Written instruction – Identify the lines containing the word "this". Copy each one.
# # # # # # #
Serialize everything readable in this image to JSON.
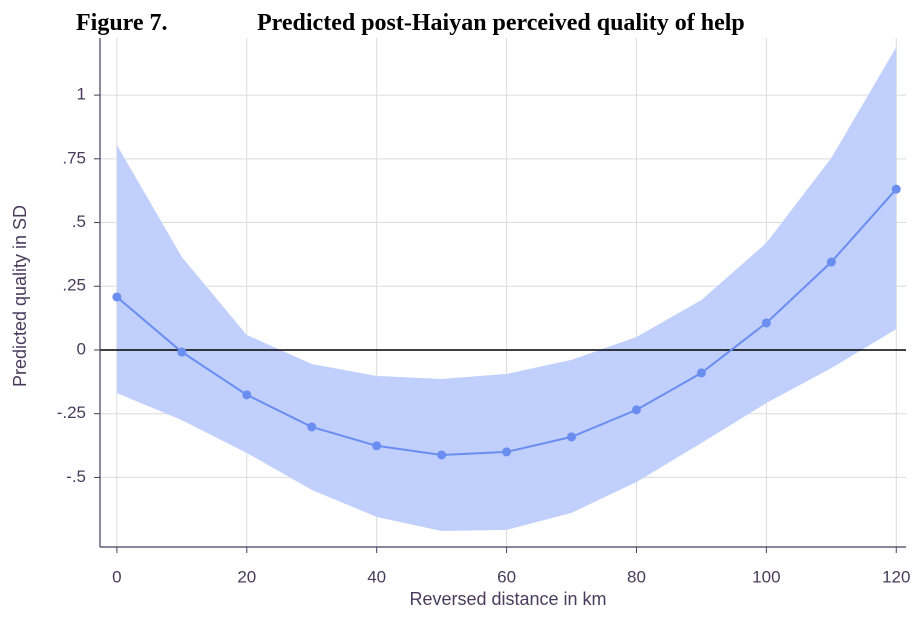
{
  "chart_data": {
    "type": "line",
    "figure_label": "Figure 7.",
    "title": "Predicted post-Haiyan perceived quality of help",
    "x_label": "Reversed distance in km",
    "y_label": "Predicted quality in SD",
    "x": [
      0,
      10,
      20,
      30,
      40,
      50,
      60,
      70,
      80,
      90,
      100,
      110,
      120
    ],
    "values": [
      0.208,
      -0.008,
      -0.176,
      -0.302,
      -0.376,
      -0.412,
      -0.4,
      -0.341,
      -0.235,
      -0.09,
      0.106,
      0.345,
      0.631
    ],
    "upper": [
      0.804,
      0.365,
      0.059,
      -0.055,
      -0.102,
      -0.114,
      -0.094,
      -0.039,
      0.051,
      0.196,
      0.42,
      0.753,
      1.188
    ],
    "lower": [
      -0.169,
      -0.275,
      -0.404,
      -0.549,
      -0.655,
      -0.71,
      -0.706,
      -0.639,
      -0.518,
      -0.365,
      -0.208,
      -0.071,
      0.082
    ],
    "color": "#6a8ef0",
    "band_color": "#c0cffc",
    "reference_line": 0,
    "xlim": [
      -2.6,
      121.5
    ],
    "ylim": [
      -0.773,
      1.224
    ],
    "xticks": [
      0,
      20,
      40,
      60,
      80,
      100,
      120
    ],
    "yticks": [
      1,
      {
        "value": 0.75,
        "label": ".75"
      },
      {
        "value": 0.5,
        "label": ".5"
      },
      {
        "value": 0.25,
        "label": ".25"
      },
      0,
      {
        "value": -0.25,
        "label": "-.25"
      },
      {
        "value": -0.5,
        "label": "-.5"
      }
    ],
    "grid": true
  }
}
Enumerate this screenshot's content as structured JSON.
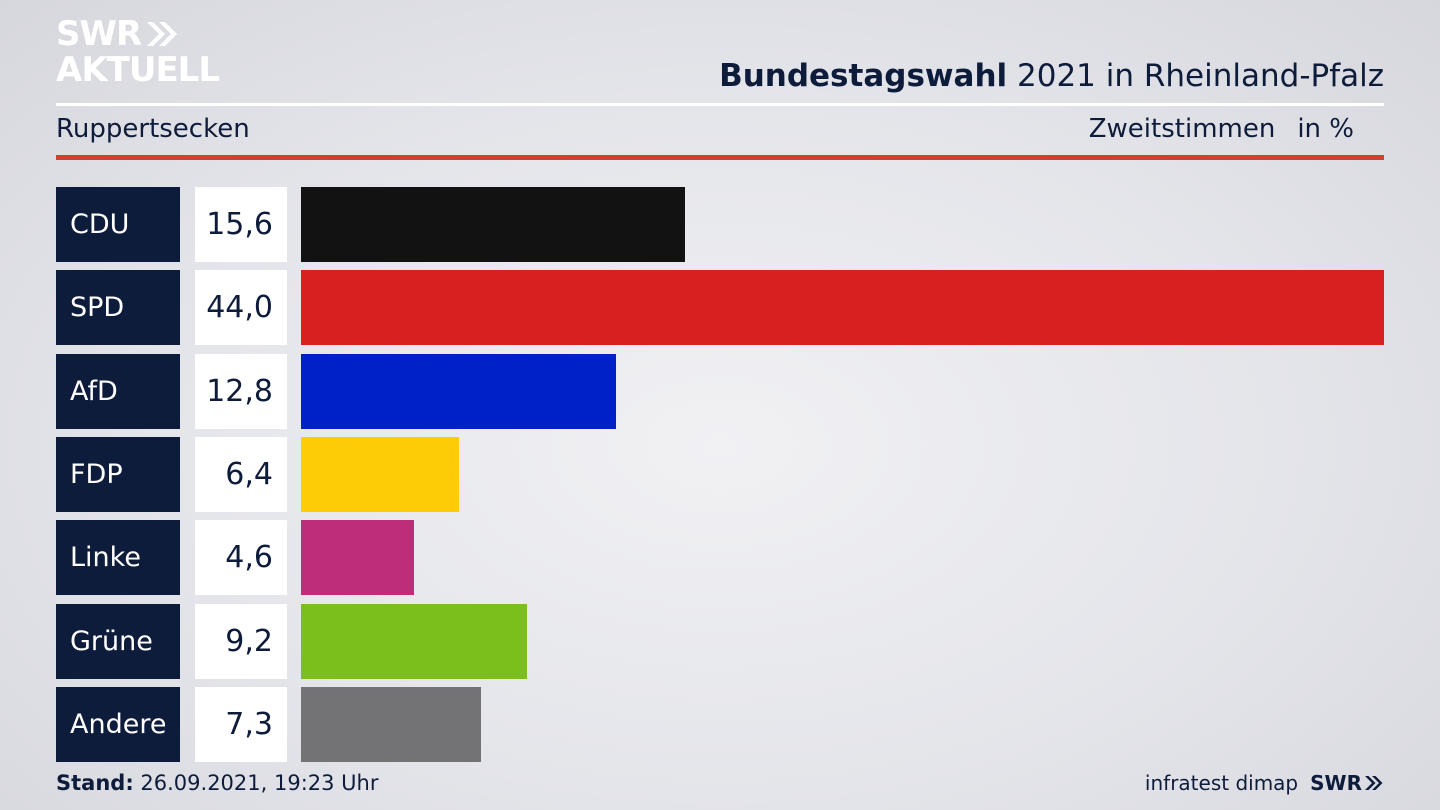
{
  "brand": {
    "logo_line1": "SWR",
    "logo_line2": "AKTUELL",
    "footer_logo": "SWR"
  },
  "header": {
    "title_bold": "Bundestagswahl",
    "title_rest": " 2021 in Rheinland-Pfalz",
    "location": "Ruppertsecken",
    "measure": "Zweitstimmen",
    "unit": "in %"
  },
  "footer": {
    "stand_label": "Stand:",
    "stand_value": " 26.09.2021, 19:23 Uhr",
    "source": "infratest dimap"
  },
  "chart_data": {
    "type": "bar",
    "orientation": "horizontal",
    "categories": [
      "CDU",
      "SPD",
      "AfD",
      "FDP",
      "Linke",
      "Grüne",
      "Andere"
    ],
    "values": [
      15.6,
      44.0,
      12.8,
      6.4,
      4.6,
      9.2,
      7.3
    ],
    "value_labels": [
      "15,6",
      "44,0",
      "12,8",
      "6,4",
      "4,6",
      "9,2",
      "7,3"
    ],
    "colors": [
      "#121212",
      "#d82020",
      "#0020c8",
      "#fecc06",
      "#be2e78",
      "#7abf1c",
      "#737375"
    ],
    "xlim": [
      0,
      44.0
    ],
    "grid": false
  }
}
# # # # # # #
Expected answer –
Serialize everything readable in this image to JSON.
Enumerate this screenshot's content as structured JSON.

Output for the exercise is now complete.